# Exercise details:
Write out the records that appear below, verbatim and complete, but without pictures.

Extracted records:

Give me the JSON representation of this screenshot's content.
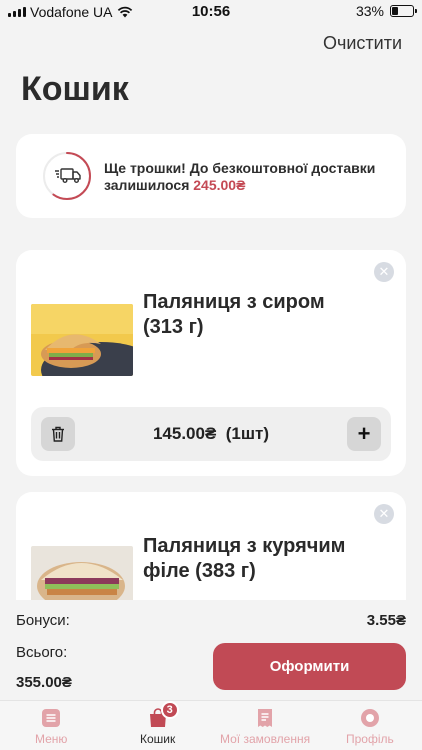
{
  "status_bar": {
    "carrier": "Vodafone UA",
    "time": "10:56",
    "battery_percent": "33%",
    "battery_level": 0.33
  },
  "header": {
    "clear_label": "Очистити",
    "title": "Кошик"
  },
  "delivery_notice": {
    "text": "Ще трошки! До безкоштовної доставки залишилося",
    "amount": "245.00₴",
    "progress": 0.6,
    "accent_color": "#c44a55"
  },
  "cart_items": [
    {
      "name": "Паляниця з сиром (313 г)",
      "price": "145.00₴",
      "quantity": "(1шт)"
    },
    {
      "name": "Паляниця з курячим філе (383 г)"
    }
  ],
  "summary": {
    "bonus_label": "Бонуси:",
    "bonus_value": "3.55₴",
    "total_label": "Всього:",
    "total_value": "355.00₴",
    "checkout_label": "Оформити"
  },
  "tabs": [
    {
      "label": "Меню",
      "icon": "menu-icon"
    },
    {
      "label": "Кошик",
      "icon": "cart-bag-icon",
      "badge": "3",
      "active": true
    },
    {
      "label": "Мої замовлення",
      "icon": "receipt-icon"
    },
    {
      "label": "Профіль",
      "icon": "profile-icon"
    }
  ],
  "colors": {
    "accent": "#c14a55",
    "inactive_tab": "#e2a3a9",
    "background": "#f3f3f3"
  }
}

# Correct output:
Give me the JSON representation of this screenshot's content.
{
  "status_bar": {
    "carrier": "Vodafone UA",
    "time": "10:56",
    "battery_percent": "33%",
    "battery_level": 0.33
  },
  "header": {
    "clear_label": "Очистити",
    "title": "Кошик"
  },
  "delivery_notice": {
    "text": "Ще трошки! До безкоштовної доставки залишилося",
    "amount": "245.00₴",
    "progress": 0.6,
    "accent_color": "#c44a55"
  },
  "cart_items": [
    {
      "name": "Паляниця з сиром (313 г)",
      "price": "145.00₴",
      "quantity": "(1шт)"
    },
    {
      "name": "Паляниця з курячим філе (383 г)"
    }
  ],
  "summary": {
    "bonus_label": "Бонуси:",
    "bonus_value": "3.55₴",
    "total_label": "Всього:",
    "total_value": "355.00₴",
    "checkout_label": "Оформити"
  },
  "tabs": [
    {
      "label": "Меню",
      "icon": "menu-icon"
    },
    {
      "label": "Кошик",
      "icon": "cart-bag-icon",
      "badge": "3",
      "active": true
    },
    {
      "label": "Мої замовлення",
      "icon": "receipt-icon"
    },
    {
      "label": "Профіль",
      "icon": "profile-icon"
    }
  ],
  "colors": {
    "accent": "#c14a55",
    "inactive_tab": "#e2a3a9",
    "background": "#f3f3f3"
  }
}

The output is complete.